* Begin Material for this task *

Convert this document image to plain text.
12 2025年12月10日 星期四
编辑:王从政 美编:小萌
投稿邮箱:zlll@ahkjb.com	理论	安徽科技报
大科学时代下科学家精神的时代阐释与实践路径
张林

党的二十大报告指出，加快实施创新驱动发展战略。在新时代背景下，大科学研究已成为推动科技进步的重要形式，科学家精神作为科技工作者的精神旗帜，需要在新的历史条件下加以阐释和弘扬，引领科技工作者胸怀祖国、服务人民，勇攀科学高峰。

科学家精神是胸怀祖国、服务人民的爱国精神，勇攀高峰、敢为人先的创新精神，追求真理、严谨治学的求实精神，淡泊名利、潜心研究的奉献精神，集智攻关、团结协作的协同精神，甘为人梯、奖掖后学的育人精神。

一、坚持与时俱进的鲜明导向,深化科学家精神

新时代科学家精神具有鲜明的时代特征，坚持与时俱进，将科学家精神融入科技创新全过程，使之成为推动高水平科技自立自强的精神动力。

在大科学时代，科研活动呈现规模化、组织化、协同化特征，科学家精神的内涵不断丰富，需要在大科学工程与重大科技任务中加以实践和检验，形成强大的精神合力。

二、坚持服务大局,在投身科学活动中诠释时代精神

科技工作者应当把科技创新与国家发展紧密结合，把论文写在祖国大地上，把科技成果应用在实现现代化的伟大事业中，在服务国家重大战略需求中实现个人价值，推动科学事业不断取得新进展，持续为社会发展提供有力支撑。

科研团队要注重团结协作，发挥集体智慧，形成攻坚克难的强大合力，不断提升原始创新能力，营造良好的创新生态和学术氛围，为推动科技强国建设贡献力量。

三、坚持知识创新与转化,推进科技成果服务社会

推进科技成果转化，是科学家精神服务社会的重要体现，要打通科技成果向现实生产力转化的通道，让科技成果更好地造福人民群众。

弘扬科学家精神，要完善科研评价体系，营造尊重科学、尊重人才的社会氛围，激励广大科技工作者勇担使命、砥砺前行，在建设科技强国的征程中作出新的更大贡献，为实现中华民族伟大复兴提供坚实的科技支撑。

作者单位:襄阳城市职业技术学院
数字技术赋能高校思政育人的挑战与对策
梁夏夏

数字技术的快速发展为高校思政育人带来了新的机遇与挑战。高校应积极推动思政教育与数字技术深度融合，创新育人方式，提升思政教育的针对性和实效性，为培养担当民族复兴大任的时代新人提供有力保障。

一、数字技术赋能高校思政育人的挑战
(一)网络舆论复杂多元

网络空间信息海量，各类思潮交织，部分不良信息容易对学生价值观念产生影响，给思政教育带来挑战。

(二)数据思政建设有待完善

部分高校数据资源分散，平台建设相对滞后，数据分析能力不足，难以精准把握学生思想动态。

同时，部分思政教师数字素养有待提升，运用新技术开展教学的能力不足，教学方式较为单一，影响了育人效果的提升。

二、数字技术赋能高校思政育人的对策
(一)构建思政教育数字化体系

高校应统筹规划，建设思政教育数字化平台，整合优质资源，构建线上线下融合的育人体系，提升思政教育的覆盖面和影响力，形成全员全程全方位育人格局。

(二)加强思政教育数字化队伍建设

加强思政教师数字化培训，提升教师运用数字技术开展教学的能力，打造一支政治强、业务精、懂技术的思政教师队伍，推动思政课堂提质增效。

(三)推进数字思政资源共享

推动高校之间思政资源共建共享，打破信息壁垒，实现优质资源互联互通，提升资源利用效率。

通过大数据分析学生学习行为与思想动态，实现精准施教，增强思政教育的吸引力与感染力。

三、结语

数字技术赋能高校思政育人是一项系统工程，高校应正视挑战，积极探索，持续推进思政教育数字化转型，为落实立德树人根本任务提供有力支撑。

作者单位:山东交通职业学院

* End Material for this task *

Repeat every entry exactly as written above.

Convert this document image to plain text.
12 2025年12月10日 星期四
编辑:王从政 美编:小萌
投稿邮箱:zlll@ahkjb.com	理论	安徽科技报
大科学时代下科学家精神的时代阐释与实践路径
张林

党的二十大报告指出，加快实施创新驱动发展战略。在新时代背景下，大科学研究已成为推动科技进步的重要形式，科学家精神作为科技工作者的精神旗帜，需要在新的历史条件下加以阐释和弘扬，引领科技工作者胸怀祖国、服务人民，勇攀科学高峰。

科学家精神是胸怀祖国、服务人民的爱国精神，勇攀高峰、敢为人先的创新精神，追求真理、严谨治学的求实精神，淡泊名利、潜心研究的奉献精神，集智攻关、团结协作的协同精神，甘为人梯、奖掖后学的育人精神。

一、坚持与时俱进的鲜明导向,深化科学家精神

新时代科学家精神具有鲜明的时代特征，坚持与时俱进，将科学家精神融入科技创新全过程，使之成为推动高水平科技自立自强的精神动力。

在大科学时代，科研活动呈现规模化、组织化、协同化特征，科学家精神的内涵不断丰富，需要在大科学工程与重大科技任务中加以实践和检验，形成强大的精神合力。

二、坚持服务大局,在投身科学活动中诠释时代精神

科技工作者应当把科技创新与国家发展紧密结合，把论文写在祖国大地上，把科技成果应用在实现现代化的伟大事业中，在服务国家重大战略需求中实现个人价值，推动科学事业不断取得新进展，持续为社会发展提供有力支撑。

科研团队要注重团结协作，发挥集体智慧，形成攻坚克难的强大合力，不断提升原始创新能力，营造良好的创新生态和学术氛围，为推动科技强国建设贡献力量。

三、坚持知识创新与转化,推进科技成果服务社会

推进科技成果转化，是科学家精神服务社会的重要体现，要打通科技成果向现实生产力转化的通道，让科技成果更好地造福人民群众。

弘扬科学家精神，要完善科研评价体系，营造尊重科学、尊重人才的社会氛围，激励广大科技工作者勇担使命、砥砺前行，在建设科技强国的征程中作出新的更大贡献，为实现中华民族伟大复兴提供坚实的科技支撑。

作者单位:襄阳城市职业技术学院
数字技术赋能高校思政育人的挑战与对策
梁夏夏

数字技术的快速发展为高校思政育人带来了新的机遇与挑战。高校应积极推动思政教育与数字技术深度融合，创新育人方式，提升思政教育的针对性和实效性，为培养担当民族复兴大任的时代新人提供有力保障。

一、数字技术赋能高校思政育人的挑战
(一)网络舆论复杂多元

网络空间信息海量，各类思潮交织，部分不良信息容易对学生价值观念产生影响，给思政教育带来挑战。

(二)数据思政建设有待完善

部分高校数据资源分散，平台建设相对滞后，数据分析能力不足，难以精准把握学生思想动态。

同时，部分思政教师数字素养有待提升，运用新技术开展教学的能力不足，教学方式较为单一，影响了育人效果的提升。

二、数字技术赋能高校思政育人的对策
(一)构建思政教育数字化体系

高校应统筹规划，建设思政教育数字化平台，整合优质资源，构建线上线下融合的育人体系，提升思政教育的覆盖面和影响力，形成全员全程全方位育人格局。

(二)加强思政教育数字化队伍建设

加强思政教师数字化培训，提升教师运用数字技术开展教学的能力，打造一支政治强、业务精、懂技术的思政教师队伍，推动思政课堂提质增效。

(三)推进数字思政资源共享

推动高校之间思政资源共建共享，打破信息壁垒，实现优质资源互联互通，提升资源利用效率。

通过大数据分析学生学习行为与思想动态，实现精准施教，增强思政教育的吸引力与感染力。

三、结语

数字技术赋能高校思政育人是一项系统工程，高校应正视挑战，积极探索，持续推进思政教育数字化转型，为落实立德树人根本任务提供有力支撑。

作者单位:山东交通职业学院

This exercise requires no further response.